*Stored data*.
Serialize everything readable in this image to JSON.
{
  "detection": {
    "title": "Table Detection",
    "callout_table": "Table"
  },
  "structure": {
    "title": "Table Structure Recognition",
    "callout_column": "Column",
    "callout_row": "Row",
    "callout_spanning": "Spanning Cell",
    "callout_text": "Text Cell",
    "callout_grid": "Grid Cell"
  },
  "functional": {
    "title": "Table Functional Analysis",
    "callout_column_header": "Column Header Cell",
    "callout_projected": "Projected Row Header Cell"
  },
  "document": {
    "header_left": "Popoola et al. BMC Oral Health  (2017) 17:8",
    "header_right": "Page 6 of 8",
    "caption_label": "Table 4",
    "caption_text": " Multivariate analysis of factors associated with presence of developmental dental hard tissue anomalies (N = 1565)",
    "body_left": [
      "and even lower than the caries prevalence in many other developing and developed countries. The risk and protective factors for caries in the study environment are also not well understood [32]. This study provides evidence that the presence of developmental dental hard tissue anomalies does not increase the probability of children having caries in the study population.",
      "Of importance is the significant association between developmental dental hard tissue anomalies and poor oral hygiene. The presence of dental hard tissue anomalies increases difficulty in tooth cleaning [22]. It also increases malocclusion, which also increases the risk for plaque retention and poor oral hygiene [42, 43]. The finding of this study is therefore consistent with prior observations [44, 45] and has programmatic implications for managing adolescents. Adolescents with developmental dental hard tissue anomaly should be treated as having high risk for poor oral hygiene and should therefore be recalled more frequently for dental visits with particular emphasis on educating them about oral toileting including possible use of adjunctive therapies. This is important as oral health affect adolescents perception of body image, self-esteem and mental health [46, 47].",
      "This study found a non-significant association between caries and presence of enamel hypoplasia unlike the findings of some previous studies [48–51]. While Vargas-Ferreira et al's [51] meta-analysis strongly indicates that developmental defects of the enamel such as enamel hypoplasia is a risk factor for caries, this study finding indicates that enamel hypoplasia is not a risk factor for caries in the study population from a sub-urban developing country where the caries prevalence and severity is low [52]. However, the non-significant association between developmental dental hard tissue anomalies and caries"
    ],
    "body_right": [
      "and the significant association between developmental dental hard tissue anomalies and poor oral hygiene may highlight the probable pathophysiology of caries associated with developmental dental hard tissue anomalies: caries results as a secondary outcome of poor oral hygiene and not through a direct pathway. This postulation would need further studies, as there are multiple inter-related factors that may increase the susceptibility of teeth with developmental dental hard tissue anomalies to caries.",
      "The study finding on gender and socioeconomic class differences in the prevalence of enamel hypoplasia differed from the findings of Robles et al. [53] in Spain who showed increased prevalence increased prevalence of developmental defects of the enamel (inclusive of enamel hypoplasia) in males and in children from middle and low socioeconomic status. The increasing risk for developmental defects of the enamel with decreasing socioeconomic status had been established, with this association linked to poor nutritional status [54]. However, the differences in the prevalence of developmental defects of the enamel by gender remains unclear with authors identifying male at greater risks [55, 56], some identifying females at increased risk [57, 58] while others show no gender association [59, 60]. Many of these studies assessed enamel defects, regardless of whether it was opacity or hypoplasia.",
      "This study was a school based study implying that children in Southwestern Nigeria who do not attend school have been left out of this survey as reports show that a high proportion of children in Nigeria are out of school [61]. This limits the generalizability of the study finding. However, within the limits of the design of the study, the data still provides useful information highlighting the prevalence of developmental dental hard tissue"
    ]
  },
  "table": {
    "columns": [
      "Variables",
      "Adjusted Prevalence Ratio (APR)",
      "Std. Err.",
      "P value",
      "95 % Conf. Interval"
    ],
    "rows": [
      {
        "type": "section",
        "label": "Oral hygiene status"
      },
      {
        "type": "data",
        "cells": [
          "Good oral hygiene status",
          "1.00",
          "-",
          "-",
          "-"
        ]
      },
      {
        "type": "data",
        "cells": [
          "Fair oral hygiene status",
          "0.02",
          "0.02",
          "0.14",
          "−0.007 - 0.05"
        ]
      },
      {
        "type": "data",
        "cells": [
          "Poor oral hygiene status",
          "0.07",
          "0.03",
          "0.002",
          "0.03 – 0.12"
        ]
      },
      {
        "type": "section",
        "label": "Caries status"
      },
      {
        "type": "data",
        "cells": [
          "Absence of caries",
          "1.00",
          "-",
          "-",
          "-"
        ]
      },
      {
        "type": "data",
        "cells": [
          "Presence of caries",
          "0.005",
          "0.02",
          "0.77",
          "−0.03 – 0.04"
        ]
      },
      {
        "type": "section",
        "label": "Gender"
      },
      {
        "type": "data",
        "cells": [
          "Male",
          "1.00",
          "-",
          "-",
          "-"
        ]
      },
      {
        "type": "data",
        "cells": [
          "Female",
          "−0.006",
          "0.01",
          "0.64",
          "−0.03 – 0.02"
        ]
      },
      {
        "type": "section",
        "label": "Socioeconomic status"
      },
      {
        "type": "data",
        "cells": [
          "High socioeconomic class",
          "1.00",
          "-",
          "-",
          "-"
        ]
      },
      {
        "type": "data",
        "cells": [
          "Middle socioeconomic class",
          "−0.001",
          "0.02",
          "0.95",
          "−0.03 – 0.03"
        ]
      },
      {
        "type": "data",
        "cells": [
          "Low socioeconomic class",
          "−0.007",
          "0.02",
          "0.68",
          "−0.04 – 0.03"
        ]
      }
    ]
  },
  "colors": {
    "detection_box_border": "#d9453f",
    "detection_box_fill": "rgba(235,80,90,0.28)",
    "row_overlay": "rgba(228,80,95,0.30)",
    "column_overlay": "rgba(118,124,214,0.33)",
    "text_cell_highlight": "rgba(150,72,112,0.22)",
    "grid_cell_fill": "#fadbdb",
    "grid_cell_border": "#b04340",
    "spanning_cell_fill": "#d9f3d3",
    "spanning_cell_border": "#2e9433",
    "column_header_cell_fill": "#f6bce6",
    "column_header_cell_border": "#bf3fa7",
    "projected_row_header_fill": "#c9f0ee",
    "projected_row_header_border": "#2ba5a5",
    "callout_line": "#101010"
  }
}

*Set exercise*. Repeat every entry word for word.

*Result of the task*.
Serialize everything readable in this image to JSON.
{
  "detection": {
    "title": "Table Detection",
    "callout_table": "Table"
  },
  "structure": {
    "title": "Table Structure Recognition",
    "callout_column": "Column",
    "callout_row": "Row",
    "callout_spanning": "Spanning Cell",
    "callout_text": "Text Cell",
    "callout_grid": "Grid Cell"
  },
  "functional": {
    "title": "Table Functional Analysis",
    "callout_column_header": "Column Header Cell",
    "callout_projected": "Projected Row Header Cell"
  },
  "document": {
    "header_left": "Popoola et al. BMC Oral Health  (2017) 17:8",
    "header_right": "Page 6 of 8",
    "caption_label": "Table 4",
    "caption_text": " Multivariate analysis of factors associated with presence of developmental dental hard tissue anomalies (N = 1565)",
    "body_left": [
      "and even lower than the caries prevalence in many other developing and developed countries. The risk and protective factors for caries in the study environment are also not well understood [32]. This study provides evidence that the presence of developmental dental hard tissue anomalies does not increase the probability of children having caries in the study population.",
      "Of importance is the significant association between developmental dental hard tissue anomalies and poor oral hygiene. The presence of dental hard tissue anomalies increases difficulty in tooth cleaning [22]. It also increases malocclusion, which also increases the risk for plaque retention and poor oral hygiene [42, 43]. The finding of this study is therefore consistent with prior observations [44, 45] and has programmatic implications for managing adolescents. Adolescents with developmental dental hard tissue anomaly should be treated as having high risk for poor oral hygiene and should therefore be recalled more frequently for dental visits with particular emphasis on educating them about oral toileting including possible use of adjunctive therapies. This is important as oral health affect adolescents perception of body image, self-esteem and mental health [46, 47].",
      "This study found a non-significant association between caries and presence of enamel hypoplasia unlike the findings of some previous studies [48–51]. While Vargas-Ferreira et al's [51] meta-analysis strongly indicates that developmental defects of the enamel such as enamel hypoplasia is a risk factor for caries, this study finding indicates that enamel hypoplasia is not a risk factor for caries in the study population from a sub-urban developing country where the caries prevalence and severity is low [52]. However, the non-significant association between developmental dental hard tissue anomalies and caries"
    ],
    "body_right": [
      "and the significant association between developmental dental hard tissue anomalies and poor oral hygiene may highlight the probable pathophysiology of caries associated with developmental dental hard tissue anomalies: caries results as a secondary outcome of poor oral hygiene and not through a direct pathway. This postulation would need further studies, as there are multiple inter-related factors that may increase the susceptibility of teeth with developmental dental hard tissue anomalies to caries.",
      "The study finding on gender and socioeconomic class differences in the prevalence of enamel hypoplasia differed from the findings of Robles et al. [53] in Spain who showed increased prevalence increased prevalence of developmental defects of the enamel (inclusive of enamel hypoplasia) in males and in children from middle and low socioeconomic status. The increasing risk for developmental defects of the enamel with decreasing socioeconomic status had been established, with this association linked to poor nutritional status [54]. However, the differences in the prevalence of developmental defects of the enamel by gender remains unclear with authors identifying male at greater risks [55, 56], some identifying females at increased risk [57, 58] while others show no gender association [59, 60]. Many of these studies assessed enamel defects, regardless of whether it was opacity or hypoplasia.",
      "This study was a school based study implying that children in Southwestern Nigeria who do not attend school have been left out of this survey as reports show that a high proportion of children in Nigeria are out of school [61]. This limits the generalizability of the study finding. However, within the limits of the design of the study, the data still provides useful information highlighting the prevalence of developmental dental hard tissue"
    ]
  },
  "table": {
    "columns": [
      "Variables",
      "Adjusted Prevalence Ratio (APR)",
      "Std. Err.",
      "P value",
      "95 % Conf. Interval"
    ],
    "rows": [
      {
        "type": "section",
        "label": "Oral hygiene status"
      },
      {
        "type": "data",
        "cells": [
          "Good oral hygiene status",
          "1.00",
          "-",
          "-",
          "-"
        ]
      },
      {
        "type": "data",
        "cells": [
          "Fair oral hygiene status",
          "0.02",
          "0.02",
          "0.14",
          "−0.007 - 0.05"
        ]
      },
      {
        "type": "data",
        "cells": [
          "Poor oral hygiene status",
          "0.07",
          "0.03",
          "0.002",
          "0.03 – 0.12"
        ]
      },
      {
        "type": "section",
        "label": "Caries status"
      },
      {
        "type": "data",
        "cells": [
          "Absence of caries",
          "1.00",
          "-",
          "-",
          "-"
        ]
      },
      {
        "type": "data",
        "cells": [
          "Presence of caries",
          "0.005",
          "0.02",
          "0.77",
          "−0.03 – 0.04"
        ]
      },
      {
        "type": "section",
        "label": "Gender"
      },
      {
        "type": "data",
        "cells": [
          "Male",
          "1.00",
          "-",
          "-",
          "-"
        ]
      },
      {
        "type": "data",
        "cells": [
          "Female",
          "−0.006",
          "0.01",
          "0.64",
          "−0.03 – 0.02"
        ]
      },
      {
        "type": "section",
        "label": "Socioeconomic status"
      },
      {
        "type": "data",
        "cells": [
          "High socioeconomic class",
          "1.00",
          "-",
          "-",
          "-"
        ]
      },
      {
        "type": "data",
        "cells": [
          "Middle socioeconomic class",
          "−0.001",
          "0.02",
          "0.95",
          "−0.03 – 0.03"
        ]
      },
      {
        "type": "data",
        "cells": [
          "Low socioeconomic class",
          "−0.007",
          "0.02",
          "0.68",
          "−0.04 – 0.03"
        ]
      }
    ]
  },
  "colors": {
    "detection_box_border": "#d9453f",
    "detection_box_fill": "rgba(235,80,90,0.28)",
    "row_overlay": "rgba(228,80,95,0.30)",
    "column_overlay": "rgba(118,124,214,0.33)",
    "text_cell_highlight": "rgba(150,72,112,0.22)",
    "grid_cell_fill": "#fadbdb",
    "grid_cell_border": "#b04340",
    "spanning_cell_fill": "#d9f3d3",
    "spanning_cell_border": "#2e9433",
    "column_header_cell_fill": "#f6bce6",
    "column_header_cell_border": "#bf3fa7",
    "projected_row_header_fill": "#c9f0ee",
    "projected_row_header_border": "#2ba5a5",
    "callout_line": "#101010"
  }
}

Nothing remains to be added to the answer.